- PROBLEM TO SOLVE -
Output every entry exactly as written, skipping any pictures.

- MATERIAL PROVIDED -
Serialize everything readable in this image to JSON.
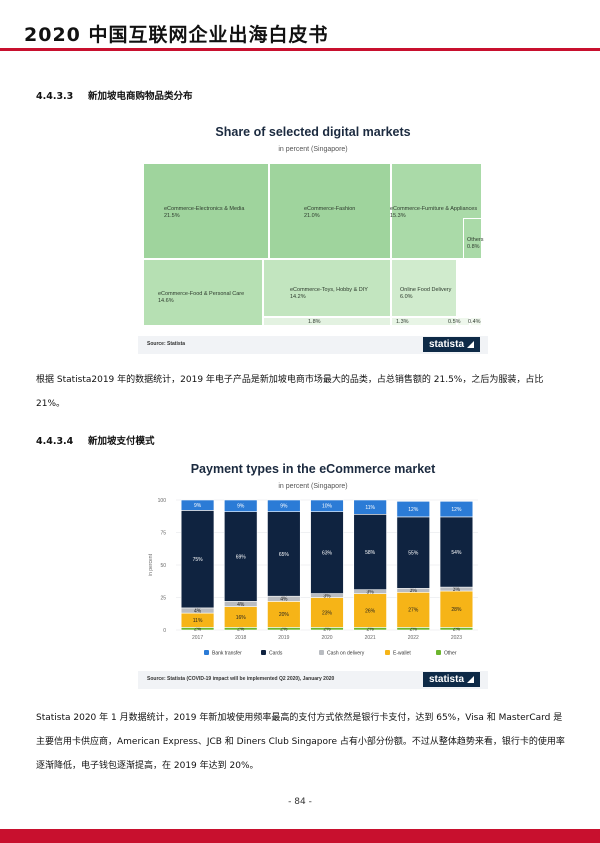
{
  "header": {
    "title": "2020 中国互联网企业出海白皮书"
  },
  "section1": {
    "number": "4.4.3.3",
    "title": "新加坡电商购物品类分布"
  },
  "treemap": {
    "title": "Share of selected digital markets",
    "subtitle": "in percent (Singapore)",
    "source": "Source: Statista",
    "brand": "statista",
    "cells": [
      {
        "name": "eCommerce-Electronics & Media",
        "pct": "21.5%"
      },
      {
        "name": "eCommerce-Fashion",
        "pct": "21.0%"
      },
      {
        "name": "eCommerce-Furniture & Appliances",
        "pct": "15.3%"
      },
      {
        "name": "Others",
        "pct": "0.8%"
      },
      {
        "name": "eCommerce-Food & Personal Care",
        "pct": "14.6%"
      },
      {
        "name": "eCommerce-Toys, Hobby & DIY",
        "pct": "14.2%"
      },
      {
        "name": "Online Food Delivery",
        "pct": "6.0%"
      },
      {
        "name": "",
        "pct": "1.8%"
      },
      {
        "name": "",
        "pct": "1.3%"
      },
      {
        "name": "",
        "pct": "0.5%"
      },
      {
        "name": "",
        "pct": "0.4%"
      }
    ]
  },
  "paragraph1": "根据 Statista2019 年的数据统计，2019 年电子产品是新加坡电商市场最大的品类，占总销售额的 21.5%，之后为服装，占比 21%。",
  "section2": {
    "number": "4.4.3.4",
    "title": "新加坡支付模式"
  },
  "payments": {
    "title": "Payment types in the eCommerce market",
    "subtitle": "in percent (Singapore)",
    "source": "Source: Statista (COVID-19 impact will be implemented Q2 2020), January 2020",
    "brand": "statista",
    "colors": {
      "Bank transfer": "#2b7bd6",
      "Cards": "#0f2340",
      "Cash on delivery": "#b9bcc1",
      "E-wallet": "#f6b417",
      "Other": "#6cb52d"
    }
  },
  "paragraph2": "Statista 2020 年 1 月数据统计，2019 年新加坡使用频率最高的支付方式依然是银行卡支付，达到 65%，Visa 和 MasterCard 是主要信用卡供应商，American Express、JCB 和 Diners Club Singapore 占有小部分份额。不过从整体趋势来看，银行卡的使用率逐渐降低，电子钱包逐渐提高，在 2019 年达到 20%。",
  "page_number": "- 84 -",
  "chart_data": [
    {
      "type": "treemap",
      "title": "Share of selected digital markets",
      "subtitle": "in percent (Singapore)",
      "categories": [
        "eCommerce-Electronics & Media",
        "eCommerce-Fashion",
        "eCommerce-Furniture & Appliances",
        "Others",
        "eCommerce-Food & Personal Care",
        "eCommerce-Toys, Hobby & DIY",
        "Online Food Delivery",
        "",
        "",
        "",
        ""
      ],
      "values": [
        21.5,
        21.0,
        15.3,
        0.8,
        14.6,
        14.2,
        6.0,
        1.8,
        1.3,
        0.5,
        0.4
      ]
    },
    {
      "type": "bar",
      "stacked": true,
      "title": "Payment types in the eCommerce market",
      "subtitle": "in percent (Singapore)",
      "ylabel": "in percent",
      "ylim": [
        0,
        100
      ],
      "yticks": [
        0,
        25,
        50,
        75,
        100
      ],
      "categories": [
        "2017",
        "2018",
        "2019",
        "2020",
        "2021",
        "2022",
        "2023"
      ],
      "legend": "bottom",
      "series": [
        {
          "name": "Other",
          "values": [
            2,
            2,
            2,
            2,
            2,
            2,
            2
          ]
        },
        {
          "name": "E-wallet",
          "values": [
            11,
            16,
            20,
            23,
            26,
            27,
            28
          ]
        },
        {
          "name": "Cash on delivery",
          "values": [
            4,
            4,
            4,
            3,
            3,
            3,
            3
          ]
        },
        {
          "name": "Cards",
          "values": [
            75,
            69,
            65,
            63,
            58,
            55,
            54
          ]
        },
        {
          "name": "Bank transfer",
          "values": [
            9,
            9,
            9,
            10,
            11,
            12,
            12
          ]
        }
      ],
      "labels": [
        [
          "2%",
          "2%",
          "2%",
          "2%",
          "2%",
          "2%",
          "2%"
        ],
        [
          "11%",
          "16%",
          "20%",
          "23%",
          "26%",
          "27%",
          "28%"
        ],
        [
          "4%",
          "4%",
          "4%",
          "3%",
          "3%",
          "3%",
          "3%"
        ],
        [
          "75%",
          "69%",
          "65%",
          "63%",
          "58%",
          "55%",
          "54%"
        ],
        [
          "9%",
          "9%",
          "9%",
          "10%",
          "11%",
          "12%",
          "12%"
        ]
      ]
    }
  ]
}
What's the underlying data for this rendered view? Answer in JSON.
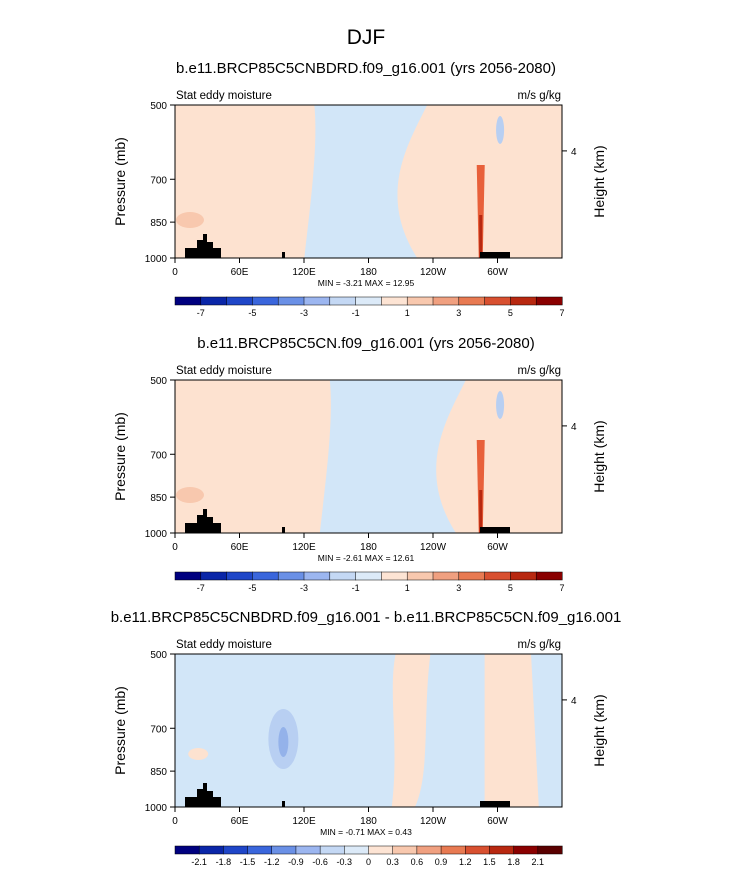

- WRITTEN SOLUTION -
Serialize everything readable in this image to JSON.
{
  "header": {
    "title": "2020 中国互联网企业出海白皮书"
  },
  "section1": {
    "number": "4.4.3.3",
    "title": "新加坡电商购物品类分布"
  },
  "treemap": {
    "title": "Share of selected digital markets",
    "subtitle": "in percent (Singapore)",
    "source": "Source: Statista",
    "brand": "statista",
    "cells": [
      {
        "name": "eCommerce-Electronics & Media",
        "pct": "21.5%"
      },
      {
        "name": "eCommerce-Fashion",
        "pct": "21.0%"
      },
      {
        "name": "eCommerce-Furniture & Appliances",
        "pct": "15.3%"
      },
      {
        "name": "Others",
        "pct": "0.8%"
      },
      {
        "name": "eCommerce-Food & Personal Care",
        "pct": "14.6%"
      },
      {
        "name": "eCommerce-Toys, Hobby & DIY",
        "pct": "14.2%"
      },
      {
        "name": "Online Food Delivery",
        "pct": "6.0%"
      },
      {
        "name": "",
        "pct": "1.8%"
      },
      {
        "name": "",
        "pct": "1.3%"
      },
      {
        "name": "",
        "pct": "0.5%"
      },
      {
        "name": "",
        "pct": "0.4%"
      }
    ]
  },
  "paragraph1": "根据 Statista2019 年的数据统计，2019 年电子产品是新加坡电商市场最大的品类，占总销售额的 21.5%，之后为服装，占比 21%。",
  "section2": {
    "number": "4.4.3.4",
    "title": "新加坡支付模式"
  },
  "payments": {
    "title": "Payment types in the eCommerce market",
    "subtitle": "in percent (Singapore)",
    "source": "Source: Statista (COVID-19 impact will be implemented Q2 2020), January 2020",
    "brand": "statista",
    "colors": {
      "Bank transfer": "#2b7bd6",
      "Cards": "#0f2340",
      "Cash on delivery": "#b9bcc1",
      "E-wallet": "#f6b417",
      "Other": "#6cb52d"
    }
  },
  "paragraph2": "Statista 2020 年 1 月数据统计，2019 年新加坡使用频率最高的支付方式依然是银行卡支付，达到 65%，Visa 和 MasterCard 是主要信用卡供应商，American Express、JCB 和 Diners Club Singapore 占有小部分份额。不过从整体趋势来看，银行卡的使用率逐渐降低，电子钱包逐渐提高，在 2019 年达到 20%。",
  "page_number": "- 84 -",
  "chart_data": [
    {
      "type": "treemap",
      "title": "Share of selected digital markets",
      "subtitle": "in percent (Singapore)",
      "categories": [
        "eCommerce-Electronics & Media",
        "eCommerce-Fashion",
        "eCommerce-Furniture & Appliances",
        "Others",
        "eCommerce-Food & Personal Care",
        "eCommerce-Toys, Hobby & DIY",
        "Online Food Delivery",
        "",
        "",
        "",
        ""
      ],
      "values": [
        21.5,
        21.0,
        15.3,
        0.8,
        14.6,
        14.2,
        6.0,
        1.8,
        1.3,
        0.5,
        0.4
      ]
    },
    {
      "type": "bar",
      "stacked": true,
      "title": "Payment types in the eCommerce market",
      "subtitle": "in percent (Singapore)",
      "ylabel": "in percent",
      "ylim": [
        0,
        100
      ],
      "yticks": [
        0,
        25,
        50,
        75,
        100
      ],
      "categories": [
        "2017",
        "2018",
        "2019",
        "2020",
        "2021",
        "2022",
        "2023"
      ],
      "legend": "bottom",
      "series": [
        {
          "name": "Other",
          "values": [
            2,
            2,
            2,
            2,
            2,
            2,
            2
          ]
        },
        {
          "name": "E-wallet",
          "values": [
            11,
            16,
            20,
            23,
            26,
            27,
            28
          ]
        },
        {
          "name": "Cash on delivery",
          "values": [
            4,
            4,
            4,
            3,
            3,
            3,
            3
          ]
        },
        {
          "name": "Cards",
          "values": [
            75,
            69,
            65,
            63,
            58,
            55,
            54
          ]
        },
        {
          "name": "Bank transfer",
          "values": [
            9,
            9,
            9,
            10,
            11,
            12,
            12
          ]
        }
      ],
      "labels": [
        [
          "2%",
          "2%",
          "2%",
          "2%",
          "2%",
          "2%",
          "2%"
        ],
        [
          "11%",
          "16%",
          "20%",
          "23%",
          "26%",
          "27%",
          "28%"
        ],
        [
          "4%",
          "4%",
          "4%",
          "3%",
          "3%",
          "3%",
          "3%"
        ],
        [
          "75%",
          "69%",
          "65%",
          "63%",
          "58%",
          "55%",
          "54%"
        ],
        [
          "9%",
          "9%",
          "9%",
          "10%",
          "11%",
          "12%",
          "12%"
        ]
      ]
    }
  ]
}
What's the underlying data for this rendered view? Answer in JSON.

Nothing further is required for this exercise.